_What is required_.
Only a number is wanted: how many lines in the listing contain the word "title"?

-------- Exercise inputs --------

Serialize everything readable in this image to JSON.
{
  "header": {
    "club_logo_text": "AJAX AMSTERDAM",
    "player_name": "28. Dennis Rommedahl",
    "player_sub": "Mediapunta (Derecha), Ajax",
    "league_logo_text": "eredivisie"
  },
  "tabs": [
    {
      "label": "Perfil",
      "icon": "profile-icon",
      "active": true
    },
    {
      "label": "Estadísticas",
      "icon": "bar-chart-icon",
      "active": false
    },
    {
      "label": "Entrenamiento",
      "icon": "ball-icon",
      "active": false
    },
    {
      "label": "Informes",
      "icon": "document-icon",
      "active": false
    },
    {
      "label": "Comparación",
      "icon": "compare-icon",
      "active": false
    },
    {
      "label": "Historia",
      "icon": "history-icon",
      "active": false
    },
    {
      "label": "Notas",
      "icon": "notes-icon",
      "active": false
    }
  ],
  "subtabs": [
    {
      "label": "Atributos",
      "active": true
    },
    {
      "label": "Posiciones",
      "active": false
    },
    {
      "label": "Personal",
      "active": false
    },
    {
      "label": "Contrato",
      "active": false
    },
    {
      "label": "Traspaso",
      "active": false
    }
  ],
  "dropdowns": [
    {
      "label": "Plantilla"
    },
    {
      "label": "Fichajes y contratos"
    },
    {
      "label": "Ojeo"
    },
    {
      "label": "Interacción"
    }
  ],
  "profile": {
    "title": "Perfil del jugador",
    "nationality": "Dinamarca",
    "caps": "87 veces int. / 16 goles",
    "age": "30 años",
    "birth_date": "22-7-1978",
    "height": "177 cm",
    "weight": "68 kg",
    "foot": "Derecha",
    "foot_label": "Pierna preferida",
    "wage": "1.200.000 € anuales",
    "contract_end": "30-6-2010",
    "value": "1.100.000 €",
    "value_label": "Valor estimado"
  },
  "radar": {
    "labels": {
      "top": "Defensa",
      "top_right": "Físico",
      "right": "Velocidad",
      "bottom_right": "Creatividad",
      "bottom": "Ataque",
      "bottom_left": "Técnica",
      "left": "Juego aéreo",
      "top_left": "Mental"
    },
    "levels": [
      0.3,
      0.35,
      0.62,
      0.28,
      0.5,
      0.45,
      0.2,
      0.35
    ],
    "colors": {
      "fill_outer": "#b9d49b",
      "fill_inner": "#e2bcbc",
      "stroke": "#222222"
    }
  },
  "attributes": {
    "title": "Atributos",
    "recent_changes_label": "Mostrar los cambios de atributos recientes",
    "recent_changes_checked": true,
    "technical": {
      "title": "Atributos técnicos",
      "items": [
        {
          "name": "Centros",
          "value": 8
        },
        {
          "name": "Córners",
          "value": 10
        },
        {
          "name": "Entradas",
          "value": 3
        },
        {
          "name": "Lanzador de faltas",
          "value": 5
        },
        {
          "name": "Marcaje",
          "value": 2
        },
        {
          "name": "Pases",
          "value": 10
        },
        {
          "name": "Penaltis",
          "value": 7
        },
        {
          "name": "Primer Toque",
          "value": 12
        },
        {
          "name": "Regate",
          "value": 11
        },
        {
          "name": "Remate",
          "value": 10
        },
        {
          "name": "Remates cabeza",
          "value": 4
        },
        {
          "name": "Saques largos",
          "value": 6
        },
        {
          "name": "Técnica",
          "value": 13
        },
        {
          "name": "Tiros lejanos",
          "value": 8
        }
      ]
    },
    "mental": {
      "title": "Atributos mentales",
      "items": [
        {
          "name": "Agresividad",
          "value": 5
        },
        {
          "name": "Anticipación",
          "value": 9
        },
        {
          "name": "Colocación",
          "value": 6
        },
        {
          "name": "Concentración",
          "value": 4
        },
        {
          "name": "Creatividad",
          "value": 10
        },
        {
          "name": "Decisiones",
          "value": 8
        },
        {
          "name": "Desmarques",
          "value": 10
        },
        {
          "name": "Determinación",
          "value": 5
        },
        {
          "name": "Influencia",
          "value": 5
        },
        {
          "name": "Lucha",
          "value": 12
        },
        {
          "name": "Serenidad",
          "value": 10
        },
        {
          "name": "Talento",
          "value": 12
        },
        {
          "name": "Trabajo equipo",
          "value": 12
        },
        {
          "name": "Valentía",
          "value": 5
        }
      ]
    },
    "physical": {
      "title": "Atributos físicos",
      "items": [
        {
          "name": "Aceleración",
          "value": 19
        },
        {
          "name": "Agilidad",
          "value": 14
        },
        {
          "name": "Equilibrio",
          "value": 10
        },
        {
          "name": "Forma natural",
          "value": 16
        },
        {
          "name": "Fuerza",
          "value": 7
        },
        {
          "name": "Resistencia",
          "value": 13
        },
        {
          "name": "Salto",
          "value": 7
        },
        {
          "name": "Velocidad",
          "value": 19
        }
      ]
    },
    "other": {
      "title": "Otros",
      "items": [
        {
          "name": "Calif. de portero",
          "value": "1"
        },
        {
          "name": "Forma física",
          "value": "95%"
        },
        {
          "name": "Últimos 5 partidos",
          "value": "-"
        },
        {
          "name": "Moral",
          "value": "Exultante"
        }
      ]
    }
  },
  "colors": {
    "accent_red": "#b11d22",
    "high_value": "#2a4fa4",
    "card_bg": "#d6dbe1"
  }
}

--------

_Final answer_.
6